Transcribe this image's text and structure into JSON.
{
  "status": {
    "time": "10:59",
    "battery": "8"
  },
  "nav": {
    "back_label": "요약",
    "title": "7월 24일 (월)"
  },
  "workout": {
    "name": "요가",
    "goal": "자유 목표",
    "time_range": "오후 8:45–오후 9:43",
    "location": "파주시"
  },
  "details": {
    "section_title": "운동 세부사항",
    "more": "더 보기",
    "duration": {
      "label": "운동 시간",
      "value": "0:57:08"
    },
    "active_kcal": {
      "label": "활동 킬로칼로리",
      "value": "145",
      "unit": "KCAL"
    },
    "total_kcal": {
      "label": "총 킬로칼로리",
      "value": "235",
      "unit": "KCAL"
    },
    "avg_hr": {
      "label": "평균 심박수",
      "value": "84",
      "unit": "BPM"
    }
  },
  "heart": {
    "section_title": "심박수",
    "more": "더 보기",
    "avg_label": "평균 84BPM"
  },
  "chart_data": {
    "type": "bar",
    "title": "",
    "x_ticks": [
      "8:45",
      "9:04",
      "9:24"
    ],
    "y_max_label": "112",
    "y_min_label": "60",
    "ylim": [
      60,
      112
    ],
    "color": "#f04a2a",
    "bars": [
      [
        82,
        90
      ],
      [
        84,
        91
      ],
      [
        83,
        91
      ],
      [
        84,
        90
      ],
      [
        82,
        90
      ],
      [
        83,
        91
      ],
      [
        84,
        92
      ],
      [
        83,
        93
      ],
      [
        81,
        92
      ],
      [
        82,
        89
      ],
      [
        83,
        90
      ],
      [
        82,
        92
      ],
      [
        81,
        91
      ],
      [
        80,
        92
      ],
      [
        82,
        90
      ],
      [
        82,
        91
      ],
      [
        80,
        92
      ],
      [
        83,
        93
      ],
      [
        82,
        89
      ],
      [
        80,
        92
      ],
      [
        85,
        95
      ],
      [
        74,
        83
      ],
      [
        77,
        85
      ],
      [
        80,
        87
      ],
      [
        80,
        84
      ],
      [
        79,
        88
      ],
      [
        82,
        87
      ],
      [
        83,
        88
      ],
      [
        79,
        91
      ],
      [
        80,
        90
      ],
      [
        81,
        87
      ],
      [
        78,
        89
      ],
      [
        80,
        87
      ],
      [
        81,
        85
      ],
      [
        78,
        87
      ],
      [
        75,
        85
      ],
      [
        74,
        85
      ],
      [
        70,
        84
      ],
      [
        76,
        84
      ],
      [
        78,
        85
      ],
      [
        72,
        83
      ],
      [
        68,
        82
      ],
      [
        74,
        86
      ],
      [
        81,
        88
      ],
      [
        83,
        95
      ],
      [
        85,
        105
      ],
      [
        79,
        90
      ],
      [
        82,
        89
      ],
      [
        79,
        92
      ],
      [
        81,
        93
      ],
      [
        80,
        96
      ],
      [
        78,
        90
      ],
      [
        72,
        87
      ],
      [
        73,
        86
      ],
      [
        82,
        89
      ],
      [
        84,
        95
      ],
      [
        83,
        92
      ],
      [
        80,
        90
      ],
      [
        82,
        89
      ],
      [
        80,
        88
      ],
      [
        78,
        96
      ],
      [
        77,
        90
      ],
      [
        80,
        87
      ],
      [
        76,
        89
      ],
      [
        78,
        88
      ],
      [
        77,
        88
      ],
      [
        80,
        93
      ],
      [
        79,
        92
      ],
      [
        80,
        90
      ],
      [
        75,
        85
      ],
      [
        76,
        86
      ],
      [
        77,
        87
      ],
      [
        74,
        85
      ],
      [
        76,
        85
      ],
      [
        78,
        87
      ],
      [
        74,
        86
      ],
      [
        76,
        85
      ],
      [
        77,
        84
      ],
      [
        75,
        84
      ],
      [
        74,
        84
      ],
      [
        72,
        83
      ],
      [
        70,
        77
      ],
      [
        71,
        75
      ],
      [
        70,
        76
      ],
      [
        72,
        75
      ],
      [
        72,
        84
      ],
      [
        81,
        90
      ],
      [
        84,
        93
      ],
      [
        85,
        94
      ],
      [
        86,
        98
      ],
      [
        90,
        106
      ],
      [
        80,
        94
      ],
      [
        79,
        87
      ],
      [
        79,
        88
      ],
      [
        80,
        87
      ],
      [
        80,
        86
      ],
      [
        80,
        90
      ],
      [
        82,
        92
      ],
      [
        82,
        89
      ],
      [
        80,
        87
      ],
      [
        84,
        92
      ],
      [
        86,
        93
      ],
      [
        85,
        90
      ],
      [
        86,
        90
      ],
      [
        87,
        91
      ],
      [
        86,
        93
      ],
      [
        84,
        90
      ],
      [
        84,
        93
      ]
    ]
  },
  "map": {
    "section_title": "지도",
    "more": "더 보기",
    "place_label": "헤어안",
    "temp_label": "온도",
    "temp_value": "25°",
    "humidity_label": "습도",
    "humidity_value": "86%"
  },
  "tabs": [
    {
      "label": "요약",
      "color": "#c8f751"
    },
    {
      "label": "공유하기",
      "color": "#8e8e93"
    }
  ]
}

****************************************

Give an exact copy of all the data shown above.

Transcribe this image's text and structure into JSON.
{
  "status": {
    "time": "10:59",
    "battery": "8"
  },
  "nav": {
    "back_label": "요약",
    "title": "7월 24일 (월)"
  },
  "workout": {
    "name": "요가",
    "goal": "자유 목표",
    "time_range": "오후 8:45–오후 9:43",
    "location": "파주시"
  },
  "details": {
    "section_title": "운동 세부사항",
    "more": "더 보기",
    "duration": {
      "label": "운동 시간",
      "value": "0:57:08"
    },
    "active_kcal": {
      "label": "활동 킬로칼로리",
      "value": "145",
      "unit": "KCAL"
    },
    "total_kcal": {
      "label": "총 킬로칼로리",
      "value": "235",
      "unit": "KCAL"
    },
    "avg_hr": {
      "label": "평균 심박수",
      "value": "84",
      "unit": "BPM"
    }
  },
  "heart": {
    "section_title": "심박수",
    "more": "더 보기",
    "avg_label": "평균 84BPM"
  },
  "chart_data": {
    "type": "bar",
    "title": "",
    "x_ticks": [
      "8:45",
      "9:04",
      "9:24"
    ],
    "y_max_label": "112",
    "y_min_label": "60",
    "ylim": [
      60,
      112
    ],
    "color": "#f04a2a",
    "bars": [
      [
        82,
        90
      ],
      [
        84,
        91
      ],
      [
        83,
        91
      ],
      [
        84,
        90
      ],
      [
        82,
        90
      ],
      [
        83,
        91
      ],
      [
        84,
        92
      ],
      [
        83,
        93
      ],
      [
        81,
        92
      ],
      [
        82,
        89
      ],
      [
        83,
        90
      ],
      [
        82,
        92
      ],
      [
        81,
        91
      ],
      [
        80,
        92
      ],
      [
        82,
        90
      ],
      [
        82,
        91
      ],
      [
        80,
        92
      ],
      [
        83,
        93
      ],
      [
        82,
        89
      ],
      [
        80,
        92
      ],
      [
        85,
        95
      ],
      [
        74,
        83
      ],
      [
        77,
        85
      ],
      [
        80,
        87
      ],
      [
        80,
        84
      ],
      [
        79,
        88
      ],
      [
        82,
        87
      ],
      [
        83,
        88
      ],
      [
        79,
        91
      ],
      [
        80,
        90
      ],
      [
        81,
        87
      ],
      [
        78,
        89
      ],
      [
        80,
        87
      ],
      [
        81,
        85
      ],
      [
        78,
        87
      ],
      [
        75,
        85
      ],
      [
        74,
        85
      ],
      [
        70,
        84
      ],
      [
        76,
        84
      ],
      [
        78,
        85
      ],
      [
        72,
        83
      ],
      [
        68,
        82
      ],
      [
        74,
        86
      ],
      [
        81,
        88
      ],
      [
        83,
        95
      ],
      [
        85,
        105
      ],
      [
        79,
        90
      ],
      [
        82,
        89
      ],
      [
        79,
        92
      ],
      [
        81,
        93
      ],
      [
        80,
        96
      ],
      [
        78,
        90
      ],
      [
        72,
        87
      ],
      [
        73,
        86
      ],
      [
        82,
        89
      ],
      [
        84,
        95
      ],
      [
        83,
        92
      ],
      [
        80,
        90
      ],
      [
        82,
        89
      ],
      [
        80,
        88
      ],
      [
        78,
        96
      ],
      [
        77,
        90
      ],
      [
        80,
        87
      ],
      [
        76,
        89
      ],
      [
        78,
        88
      ],
      [
        77,
        88
      ],
      [
        80,
        93
      ],
      [
        79,
        92
      ],
      [
        80,
        90
      ],
      [
        75,
        85
      ],
      [
        76,
        86
      ],
      [
        77,
        87
      ],
      [
        74,
        85
      ],
      [
        76,
        85
      ],
      [
        78,
        87
      ],
      [
        74,
        86
      ],
      [
        76,
        85
      ],
      [
        77,
        84
      ],
      [
        75,
        84
      ],
      [
        74,
        84
      ],
      [
        72,
        83
      ],
      [
        70,
        77
      ],
      [
        71,
        75
      ],
      [
        70,
        76
      ],
      [
        72,
        75
      ],
      [
        72,
        84
      ],
      [
        81,
        90
      ],
      [
        84,
        93
      ],
      [
        85,
        94
      ],
      [
        86,
        98
      ],
      [
        90,
        106
      ],
      [
        80,
        94
      ],
      [
        79,
        87
      ],
      [
        79,
        88
      ],
      [
        80,
        87
      ],
      [
        80,
        86
      ],
      [
        80,
        90
      ],
      [
        82,
        92
      ],
      [
        82,
        89
      ],
      [
        80,
        87
      ],
      [
        84,
        92
      ],
      [
        86,
        93
      ],
      [
        85,
        90
      ],
      [
        86,
        90
      ],
      [
        87,
        91
      ],
      [
        86,
        93
      ],
      [
        84,
        90
      ],
      [
        84,
        93
      ]
    ]
  },
  "map": {
    "section_title": "지도",
    "more": "더 보기",
    "place_label": "헤어안",
    "temp_label": "온도",
    "temp_value": "25°",
    "humidity_label": "습도",
    "humidity_value": "86%"
  },
  "tabs": [
    {
      "label": "요약",
      "color": "#c8f751"
    },
    {
      "label": "공유하기",
      "color": "#8e8e93"
    }
  ]
}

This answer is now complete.